====== Exercise input

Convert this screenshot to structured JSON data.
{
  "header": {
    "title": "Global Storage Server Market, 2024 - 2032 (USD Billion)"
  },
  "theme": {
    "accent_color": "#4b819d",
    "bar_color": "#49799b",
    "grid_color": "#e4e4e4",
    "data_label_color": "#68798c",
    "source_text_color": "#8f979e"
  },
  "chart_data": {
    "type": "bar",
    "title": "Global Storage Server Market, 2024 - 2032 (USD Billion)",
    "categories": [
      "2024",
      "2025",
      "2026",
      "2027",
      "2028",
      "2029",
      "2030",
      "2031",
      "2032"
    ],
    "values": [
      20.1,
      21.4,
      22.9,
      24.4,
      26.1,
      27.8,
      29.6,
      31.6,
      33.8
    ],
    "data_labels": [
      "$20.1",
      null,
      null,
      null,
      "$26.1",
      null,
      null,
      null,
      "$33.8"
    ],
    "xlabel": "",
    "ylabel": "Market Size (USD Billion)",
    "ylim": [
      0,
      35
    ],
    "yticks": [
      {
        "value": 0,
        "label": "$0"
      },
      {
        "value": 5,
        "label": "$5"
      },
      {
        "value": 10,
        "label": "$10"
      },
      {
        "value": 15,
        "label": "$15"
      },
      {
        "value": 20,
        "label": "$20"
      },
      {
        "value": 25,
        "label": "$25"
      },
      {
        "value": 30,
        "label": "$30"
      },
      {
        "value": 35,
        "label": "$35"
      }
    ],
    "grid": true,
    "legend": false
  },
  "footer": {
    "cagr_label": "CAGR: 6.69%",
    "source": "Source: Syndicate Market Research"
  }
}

============

Required task: Write out the material exactly as given.

Expected answer:
Convert this screenshot to structured JSON data.
{
  "header": {
    "title": "Global Storage Server Market, 2024 - 2032 (USD Billion)"
  },
  "theme": {
    "accent_color": "#4b819d",
    "bar_color": "#49799b",
    "grid_color": "#e4e4e4",
    "data_label_color": "#68798c",
    "source_text_color": "#8f979e"
  },
  "chart_data": {
    "type": "bar",
    "title": "Global Storage Server Market, 2024 - 2032 (USD Billion)",
    "categories": [
      "2024",
      "2025",
      "2026",
      "2027",
      "2028",
      "2029",
      "2030",
      "2031",
      "2032"
    ],
    "values": [
      20.1,
      21.4,
      22.9,
      24.4,
      26.1,
      27.8,
      29.6,
      31.6,
      33.8
    ],
    "data_labels": [
      "$20.1",
      null,
      null,
      null,
      "$26.1",
      null,
      null,
      null,
      "$33.8"
    ],
    "xlabel": "",
    "ylabel": "Market Size (USD Billion)",
    "ylim": [
      0,
      35
    ],
    "yticks": [
      {
        "value": 0,
        "label": "$0"
      },
      {
        "value": 5,
        "label": "$5"
      },
      {
        "value": 10,
        "label": "$10"
      },
      {
        "value": 15,
        "label": "$15"
      },
      {
        "value": 20,
        "label": "$20"
      },
      {
        "value": 25,
        "label": "$25"
      },
      {
        "value": 30,
        "label": "$30"
      },
      {
        "value": 35,
        "label": "$35"
      }
    ],
    "grid": true,
    "legend": false
  },
  "footer": {
    "cagr_label": "CAGR: 6.69%",
    "source": "Source: Syndicate Market Research"
  }
}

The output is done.